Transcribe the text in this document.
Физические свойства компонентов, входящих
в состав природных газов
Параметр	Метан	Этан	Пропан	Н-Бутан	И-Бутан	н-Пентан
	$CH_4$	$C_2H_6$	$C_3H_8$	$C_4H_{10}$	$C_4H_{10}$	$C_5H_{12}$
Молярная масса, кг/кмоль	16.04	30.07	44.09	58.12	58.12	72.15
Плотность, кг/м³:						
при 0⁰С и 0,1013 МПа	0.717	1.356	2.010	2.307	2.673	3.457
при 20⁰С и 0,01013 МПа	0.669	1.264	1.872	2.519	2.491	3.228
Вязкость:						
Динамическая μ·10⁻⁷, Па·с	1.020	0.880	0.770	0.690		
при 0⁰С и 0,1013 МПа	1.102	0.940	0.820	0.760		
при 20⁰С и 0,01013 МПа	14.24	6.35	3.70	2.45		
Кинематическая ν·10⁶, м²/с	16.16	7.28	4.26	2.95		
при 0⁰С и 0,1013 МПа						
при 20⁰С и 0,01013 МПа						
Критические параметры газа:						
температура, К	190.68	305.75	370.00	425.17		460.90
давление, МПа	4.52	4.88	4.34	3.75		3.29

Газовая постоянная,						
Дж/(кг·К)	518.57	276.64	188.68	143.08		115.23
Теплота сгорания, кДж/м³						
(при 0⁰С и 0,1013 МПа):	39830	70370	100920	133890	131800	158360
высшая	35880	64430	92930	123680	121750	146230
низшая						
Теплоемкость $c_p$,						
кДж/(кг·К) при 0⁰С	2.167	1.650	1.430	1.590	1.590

* * * * * * * * *

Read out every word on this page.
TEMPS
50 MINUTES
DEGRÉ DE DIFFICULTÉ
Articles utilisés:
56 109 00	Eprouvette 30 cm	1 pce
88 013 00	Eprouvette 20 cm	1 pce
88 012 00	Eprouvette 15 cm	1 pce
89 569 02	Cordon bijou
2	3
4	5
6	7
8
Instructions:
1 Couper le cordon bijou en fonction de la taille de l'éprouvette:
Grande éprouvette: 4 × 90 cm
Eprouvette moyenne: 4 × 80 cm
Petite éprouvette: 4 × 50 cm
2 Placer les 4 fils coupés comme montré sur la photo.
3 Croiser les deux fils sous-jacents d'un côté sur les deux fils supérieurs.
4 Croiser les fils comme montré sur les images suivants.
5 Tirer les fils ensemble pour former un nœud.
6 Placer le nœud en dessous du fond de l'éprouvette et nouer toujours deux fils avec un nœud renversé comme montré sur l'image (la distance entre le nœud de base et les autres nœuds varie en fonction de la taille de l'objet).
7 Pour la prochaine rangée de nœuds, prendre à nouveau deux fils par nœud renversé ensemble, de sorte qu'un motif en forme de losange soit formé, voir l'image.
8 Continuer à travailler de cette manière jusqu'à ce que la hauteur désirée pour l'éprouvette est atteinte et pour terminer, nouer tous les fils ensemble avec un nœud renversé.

* * * * * * * * *

### WHAT TO DO
Copy out all lines from the material above that contain the string "deux".

### EXERCISE ANSWER
3 Croiser les deux fils sous-jacents d'un côté sur les deux fils supérieurs.
6 Placer le nœud en dessous du fond de l'éprouvette et nouer toujours deux fils avec un nœud renversé comme montré sur l'image (la distance entre le nœud de base et les autres nœuds varie en fonction de la taille de l'objet).
7 Pour la prochaine rangée de nœuds, prendre à nouveau deux fils par nœud renversé ensemble, de sorte qu'un motif en forme de losange soit formé, voir l'image.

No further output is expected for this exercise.